• DOCUMENT EXCERPT:
The principal Act, after the existing section the following shall be inserted as section 10A, namely:—

“10A. For shortage of stamps how duty to be paid—

(1) Notwithstanding anything contained in Section 10, where the State Government or the Collector, as the case may be, is satisfied that there is shortage of stamps in the district or stamps of required denominations are not available, the State Government or the Collector may permit payment of the duty to be paid in cash or by way of Demand Draft or by Pay Order and authorize the Treasury Officer or Sub-Treasury Officer or Sub-Registrar or any other authorised officer, as the case may be, on production of a challan evidencing payment of duty in the Government Treasury or Sub-Treasury of a Demand Draft or by Pay Order drawn on a branch of any Schedule bank, as the case may be, after due verification, to certify in such manner as may be prescribed, by endorsement on the instrument of the amount of duty so paid in cash.

• GOALS:
A: For each statement about the stamp duty provision, answer yes or no and quote the exact words of the text that decide it: (i) the new section is to be inserted as section 10B; (ii) duty may be paid by way of Demand Draft; (iii) a Demand Draft must be drawn on a branch of a Schedule bank.
B: In the stamp duty provision, how is the amount of duty paid in cash to be certified?
C: Extend the stamp duty provision from the point where it stops, keeping its drafting style.
The entries after this text are not needed.

• RAW DATA:
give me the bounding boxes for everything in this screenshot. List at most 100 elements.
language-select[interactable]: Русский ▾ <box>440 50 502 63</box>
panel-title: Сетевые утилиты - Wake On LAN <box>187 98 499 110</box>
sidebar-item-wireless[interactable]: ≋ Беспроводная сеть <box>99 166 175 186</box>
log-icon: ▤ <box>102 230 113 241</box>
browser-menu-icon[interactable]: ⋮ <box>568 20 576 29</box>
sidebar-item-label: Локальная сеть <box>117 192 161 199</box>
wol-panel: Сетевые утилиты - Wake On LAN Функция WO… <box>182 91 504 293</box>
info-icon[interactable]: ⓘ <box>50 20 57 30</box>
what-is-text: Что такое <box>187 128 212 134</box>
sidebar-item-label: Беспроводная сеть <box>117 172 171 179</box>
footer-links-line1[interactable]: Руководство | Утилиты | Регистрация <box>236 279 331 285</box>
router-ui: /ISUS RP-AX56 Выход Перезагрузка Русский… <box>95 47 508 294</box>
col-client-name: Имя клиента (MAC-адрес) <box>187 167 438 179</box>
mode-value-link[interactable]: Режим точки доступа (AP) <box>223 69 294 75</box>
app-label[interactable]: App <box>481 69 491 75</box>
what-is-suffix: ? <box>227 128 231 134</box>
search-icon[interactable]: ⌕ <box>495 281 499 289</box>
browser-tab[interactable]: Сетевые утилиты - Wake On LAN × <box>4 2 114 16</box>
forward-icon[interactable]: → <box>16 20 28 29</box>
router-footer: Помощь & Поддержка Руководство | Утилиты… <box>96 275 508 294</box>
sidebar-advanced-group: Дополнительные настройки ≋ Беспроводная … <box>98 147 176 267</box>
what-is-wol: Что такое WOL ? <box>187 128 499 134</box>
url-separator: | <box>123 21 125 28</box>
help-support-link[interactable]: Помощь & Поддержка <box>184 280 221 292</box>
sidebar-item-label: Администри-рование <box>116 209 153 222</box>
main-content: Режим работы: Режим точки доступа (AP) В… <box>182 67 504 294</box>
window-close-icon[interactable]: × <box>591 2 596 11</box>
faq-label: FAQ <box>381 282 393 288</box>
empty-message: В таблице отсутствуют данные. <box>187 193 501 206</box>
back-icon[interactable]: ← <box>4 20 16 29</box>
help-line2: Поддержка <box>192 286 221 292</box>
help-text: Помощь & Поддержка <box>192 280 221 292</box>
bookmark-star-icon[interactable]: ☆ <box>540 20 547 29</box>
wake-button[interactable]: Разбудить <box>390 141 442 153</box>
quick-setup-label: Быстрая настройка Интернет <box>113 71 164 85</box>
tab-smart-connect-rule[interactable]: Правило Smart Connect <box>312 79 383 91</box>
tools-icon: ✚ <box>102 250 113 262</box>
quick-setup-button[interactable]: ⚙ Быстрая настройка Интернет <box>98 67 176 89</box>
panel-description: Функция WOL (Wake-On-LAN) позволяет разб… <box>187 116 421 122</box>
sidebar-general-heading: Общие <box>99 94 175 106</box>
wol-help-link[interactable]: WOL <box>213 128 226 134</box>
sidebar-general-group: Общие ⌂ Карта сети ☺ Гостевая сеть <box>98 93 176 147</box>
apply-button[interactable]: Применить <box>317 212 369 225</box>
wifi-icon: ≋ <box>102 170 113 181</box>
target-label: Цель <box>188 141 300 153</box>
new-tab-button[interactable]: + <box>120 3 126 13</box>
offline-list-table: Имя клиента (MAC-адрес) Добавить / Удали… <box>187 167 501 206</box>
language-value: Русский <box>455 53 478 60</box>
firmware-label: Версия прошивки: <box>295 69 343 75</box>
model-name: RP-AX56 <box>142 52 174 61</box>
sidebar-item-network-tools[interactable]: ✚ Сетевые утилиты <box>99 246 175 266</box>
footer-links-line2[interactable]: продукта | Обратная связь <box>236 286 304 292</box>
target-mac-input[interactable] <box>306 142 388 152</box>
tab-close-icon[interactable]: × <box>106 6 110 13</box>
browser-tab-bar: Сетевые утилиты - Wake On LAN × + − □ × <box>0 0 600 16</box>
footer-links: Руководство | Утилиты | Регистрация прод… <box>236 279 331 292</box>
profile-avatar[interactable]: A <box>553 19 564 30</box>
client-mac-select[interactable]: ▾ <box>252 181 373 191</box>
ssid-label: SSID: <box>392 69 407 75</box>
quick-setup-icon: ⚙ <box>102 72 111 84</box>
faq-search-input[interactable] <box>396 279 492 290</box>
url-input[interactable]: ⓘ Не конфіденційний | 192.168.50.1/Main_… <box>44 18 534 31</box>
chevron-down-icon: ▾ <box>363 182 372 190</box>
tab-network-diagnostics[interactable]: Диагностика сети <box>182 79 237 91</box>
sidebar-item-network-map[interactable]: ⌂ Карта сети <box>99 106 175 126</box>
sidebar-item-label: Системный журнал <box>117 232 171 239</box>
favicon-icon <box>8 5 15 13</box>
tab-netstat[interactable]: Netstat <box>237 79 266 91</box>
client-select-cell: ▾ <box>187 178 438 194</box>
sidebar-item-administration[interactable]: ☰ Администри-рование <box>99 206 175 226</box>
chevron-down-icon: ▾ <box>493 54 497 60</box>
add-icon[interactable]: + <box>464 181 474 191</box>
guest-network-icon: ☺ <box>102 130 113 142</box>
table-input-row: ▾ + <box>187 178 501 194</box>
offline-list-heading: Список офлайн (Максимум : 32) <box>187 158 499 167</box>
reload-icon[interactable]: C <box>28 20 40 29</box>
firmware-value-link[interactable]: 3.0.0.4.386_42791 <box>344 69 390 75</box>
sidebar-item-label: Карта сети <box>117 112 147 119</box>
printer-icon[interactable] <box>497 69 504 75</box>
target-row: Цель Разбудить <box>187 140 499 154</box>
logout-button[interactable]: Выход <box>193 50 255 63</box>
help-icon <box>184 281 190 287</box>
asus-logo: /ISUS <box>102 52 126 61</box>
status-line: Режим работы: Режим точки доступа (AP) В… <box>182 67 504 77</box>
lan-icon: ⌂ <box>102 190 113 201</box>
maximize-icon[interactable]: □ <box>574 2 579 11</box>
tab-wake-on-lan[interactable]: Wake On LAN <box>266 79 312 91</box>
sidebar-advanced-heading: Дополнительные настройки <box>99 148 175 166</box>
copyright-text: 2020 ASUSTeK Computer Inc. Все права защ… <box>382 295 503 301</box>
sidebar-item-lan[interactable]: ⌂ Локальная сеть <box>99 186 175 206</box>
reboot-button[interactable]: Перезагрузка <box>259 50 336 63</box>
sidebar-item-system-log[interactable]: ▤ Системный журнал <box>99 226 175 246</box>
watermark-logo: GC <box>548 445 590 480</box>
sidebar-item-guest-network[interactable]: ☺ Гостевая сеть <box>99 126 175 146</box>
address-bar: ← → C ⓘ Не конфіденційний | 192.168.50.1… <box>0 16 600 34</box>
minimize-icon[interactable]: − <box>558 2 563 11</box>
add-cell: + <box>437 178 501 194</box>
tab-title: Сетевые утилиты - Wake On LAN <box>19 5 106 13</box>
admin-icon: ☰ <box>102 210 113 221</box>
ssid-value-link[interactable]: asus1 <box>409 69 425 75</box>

• FINAL RESULTS:
A:
(i) No: "inserted as section 10A"
(ii) Yes: "in cash or by way of Demand Draft or by Pay Order"
(iii) Yes: "drawn on a branch of any Schedule bank"

B: By endorsement on the instrument, in such manner as may be prescribed.

C:
Explanation.—

Government Treasury includes a Government Sub-Treasury and any other place as the State Government may, by notification in the Assam Gazette, appoint in this behalf:

Provided that the State Government may, be order published in the Official Gazette, direct that the power exercisable by it or by the Collector under this Section may be exercised by such other officers as may be specified in the order.

(2) An endorsement made on any instrument under sub-section (1) shall have the same effect as if the duty of an amount equal to the amount stated in the endorsement has been paid in respect thereof and such payment has been indicated on such instrument by means of stamps in accordance with the requirements of section 10.

(3) Nothing in this section shall apply to,—

(i) the payment of stamp duty chargeable on the instruments specified in Entry 91 of List I of the Seventh Schedule to the Constitution of India; and

(ii) the instruments presented after six months from the date of their execution or first execution.”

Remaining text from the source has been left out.